DATASET CONTENT →
- - - - -

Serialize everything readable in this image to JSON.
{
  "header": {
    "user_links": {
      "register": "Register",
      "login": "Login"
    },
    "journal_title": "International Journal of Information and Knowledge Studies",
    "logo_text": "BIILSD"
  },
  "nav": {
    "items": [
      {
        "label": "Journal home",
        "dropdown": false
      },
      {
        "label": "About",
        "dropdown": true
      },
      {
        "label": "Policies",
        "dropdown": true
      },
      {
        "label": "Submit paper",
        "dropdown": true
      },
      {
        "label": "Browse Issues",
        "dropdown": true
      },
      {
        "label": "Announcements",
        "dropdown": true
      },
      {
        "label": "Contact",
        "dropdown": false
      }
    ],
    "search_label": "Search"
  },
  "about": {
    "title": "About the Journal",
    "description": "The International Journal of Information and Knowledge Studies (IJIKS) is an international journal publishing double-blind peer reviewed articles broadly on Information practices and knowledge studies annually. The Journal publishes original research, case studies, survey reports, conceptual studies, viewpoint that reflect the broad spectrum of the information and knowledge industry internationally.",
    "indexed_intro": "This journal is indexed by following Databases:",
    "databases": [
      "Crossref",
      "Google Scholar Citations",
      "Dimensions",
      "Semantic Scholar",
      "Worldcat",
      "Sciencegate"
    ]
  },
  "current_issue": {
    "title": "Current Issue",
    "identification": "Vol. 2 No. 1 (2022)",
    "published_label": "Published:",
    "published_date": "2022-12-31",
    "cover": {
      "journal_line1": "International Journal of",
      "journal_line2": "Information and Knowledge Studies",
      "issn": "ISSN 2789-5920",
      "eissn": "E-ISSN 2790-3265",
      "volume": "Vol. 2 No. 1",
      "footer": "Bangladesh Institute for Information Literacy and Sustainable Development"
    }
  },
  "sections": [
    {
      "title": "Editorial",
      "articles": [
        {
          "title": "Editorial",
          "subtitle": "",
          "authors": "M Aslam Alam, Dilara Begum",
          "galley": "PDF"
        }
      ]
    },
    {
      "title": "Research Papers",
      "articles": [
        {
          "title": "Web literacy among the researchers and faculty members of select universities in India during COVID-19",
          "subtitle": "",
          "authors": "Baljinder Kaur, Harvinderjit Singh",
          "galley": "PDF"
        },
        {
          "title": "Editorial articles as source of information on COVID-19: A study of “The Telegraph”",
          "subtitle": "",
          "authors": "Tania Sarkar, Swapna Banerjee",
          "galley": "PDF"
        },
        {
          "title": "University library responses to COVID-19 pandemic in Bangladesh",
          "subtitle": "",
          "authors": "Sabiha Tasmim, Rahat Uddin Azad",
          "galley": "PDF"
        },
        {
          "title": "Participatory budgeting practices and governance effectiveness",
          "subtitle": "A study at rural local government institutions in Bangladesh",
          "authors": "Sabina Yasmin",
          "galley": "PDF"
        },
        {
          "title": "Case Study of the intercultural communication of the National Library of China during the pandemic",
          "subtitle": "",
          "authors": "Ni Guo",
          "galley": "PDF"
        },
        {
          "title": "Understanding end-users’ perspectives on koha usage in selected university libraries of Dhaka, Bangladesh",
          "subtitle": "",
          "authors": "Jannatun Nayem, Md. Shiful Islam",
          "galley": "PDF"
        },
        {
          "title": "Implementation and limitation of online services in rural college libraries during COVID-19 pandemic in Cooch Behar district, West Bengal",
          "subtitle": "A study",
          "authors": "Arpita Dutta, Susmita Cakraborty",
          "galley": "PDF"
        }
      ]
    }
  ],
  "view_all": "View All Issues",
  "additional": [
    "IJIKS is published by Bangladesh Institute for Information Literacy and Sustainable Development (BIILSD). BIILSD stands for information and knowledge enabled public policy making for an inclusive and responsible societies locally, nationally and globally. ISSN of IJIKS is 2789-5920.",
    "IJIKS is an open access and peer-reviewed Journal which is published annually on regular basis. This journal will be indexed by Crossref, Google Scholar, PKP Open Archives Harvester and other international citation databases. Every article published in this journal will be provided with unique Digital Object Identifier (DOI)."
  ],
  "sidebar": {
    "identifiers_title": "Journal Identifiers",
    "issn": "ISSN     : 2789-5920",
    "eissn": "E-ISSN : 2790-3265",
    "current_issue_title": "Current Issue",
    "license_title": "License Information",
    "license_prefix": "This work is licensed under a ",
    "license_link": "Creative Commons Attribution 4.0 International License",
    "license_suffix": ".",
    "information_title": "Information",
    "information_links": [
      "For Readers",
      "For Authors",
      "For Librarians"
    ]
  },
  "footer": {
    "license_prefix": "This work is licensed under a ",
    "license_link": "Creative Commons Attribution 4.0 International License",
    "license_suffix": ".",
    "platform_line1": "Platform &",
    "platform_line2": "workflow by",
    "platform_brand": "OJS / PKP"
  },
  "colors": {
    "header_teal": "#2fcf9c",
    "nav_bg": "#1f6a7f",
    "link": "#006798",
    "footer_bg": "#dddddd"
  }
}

- - - - -

INSTRUCTIONS TO FOLLOW →
Gather every line containing the word "Crossref" and copy it.

REPLY →
      "Crossref",
    "IJIKS is an open access and peer-reviewed Journal which is published annually on regular basis. This journal will be indexed by Crossref, Google Scholar, PKP Open Archives Harvester and other international citation databases. Every article published in this journal will be provided with unique Digital Object Identifier (DOI)."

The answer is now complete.